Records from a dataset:
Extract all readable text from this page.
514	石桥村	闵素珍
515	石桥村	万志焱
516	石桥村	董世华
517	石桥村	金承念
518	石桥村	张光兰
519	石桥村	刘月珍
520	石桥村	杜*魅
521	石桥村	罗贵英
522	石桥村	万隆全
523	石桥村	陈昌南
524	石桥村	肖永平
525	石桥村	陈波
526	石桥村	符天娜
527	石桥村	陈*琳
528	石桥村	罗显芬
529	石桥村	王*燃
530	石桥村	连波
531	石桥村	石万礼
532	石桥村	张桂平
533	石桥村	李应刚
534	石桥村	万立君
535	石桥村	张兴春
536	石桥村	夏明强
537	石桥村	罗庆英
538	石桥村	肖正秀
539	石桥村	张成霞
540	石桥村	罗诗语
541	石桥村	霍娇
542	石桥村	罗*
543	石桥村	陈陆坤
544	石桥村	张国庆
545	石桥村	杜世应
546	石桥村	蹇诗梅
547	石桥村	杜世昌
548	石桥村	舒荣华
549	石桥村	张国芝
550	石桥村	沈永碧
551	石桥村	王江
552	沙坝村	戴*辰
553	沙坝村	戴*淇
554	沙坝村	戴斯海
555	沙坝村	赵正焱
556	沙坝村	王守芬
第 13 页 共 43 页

*Given task:* Write each line above out exactly.

*Full answer:*
Extract all readable text from this page.
514	石桥村	闵素珍
515	石桥村	万志焱
516	石桥村	董世华
517	石桥村	金承念
518	石桥村	张光兰
519	石桥村	刘月珍
520	石桥村	杜*魅
521	石桥村	罗贵英
522	石桥村	万隆全
523	石桥村	陈昌南
524	石桥村	肖永平
525	石桥村	陈波
526	石桥村	符天娜
527	石桥村	陈*琳
528	石桥村	罗显芬
529	石桥村	王*燃
530	石桥村	连波
531	石桥村	石万礼
532	石桥村	张桂平
533	石桥村	李应刚
534	石桥村	万立君
535	石桥村	张兴春
536	石桥村	夏明强
537	石桥村	罗庆英
538	石桥村	肖正秀
539	石桥村	张成霞
540	石桥村	罗诗语
541	石桥村	霍娇
542	石桥村	罗*
543	石桥村	陈陆坤
544	石桥村	张国庆
545	石桥村	杜世应
546	石桥村	蹇诗梅
547	石桥村	杜世昌
548	石桥村	舒荣华
549	石桥村	张国芝
550	石桥村	沈永碧
551	石桥村	王江
552	沙坝村	戴*辰
553	沙坝村	戴*淇
554	沙坝村	戴斯海
555	沙坝村	赵正焱
556	沙坝村	王守芬
第 13 页 共 43 页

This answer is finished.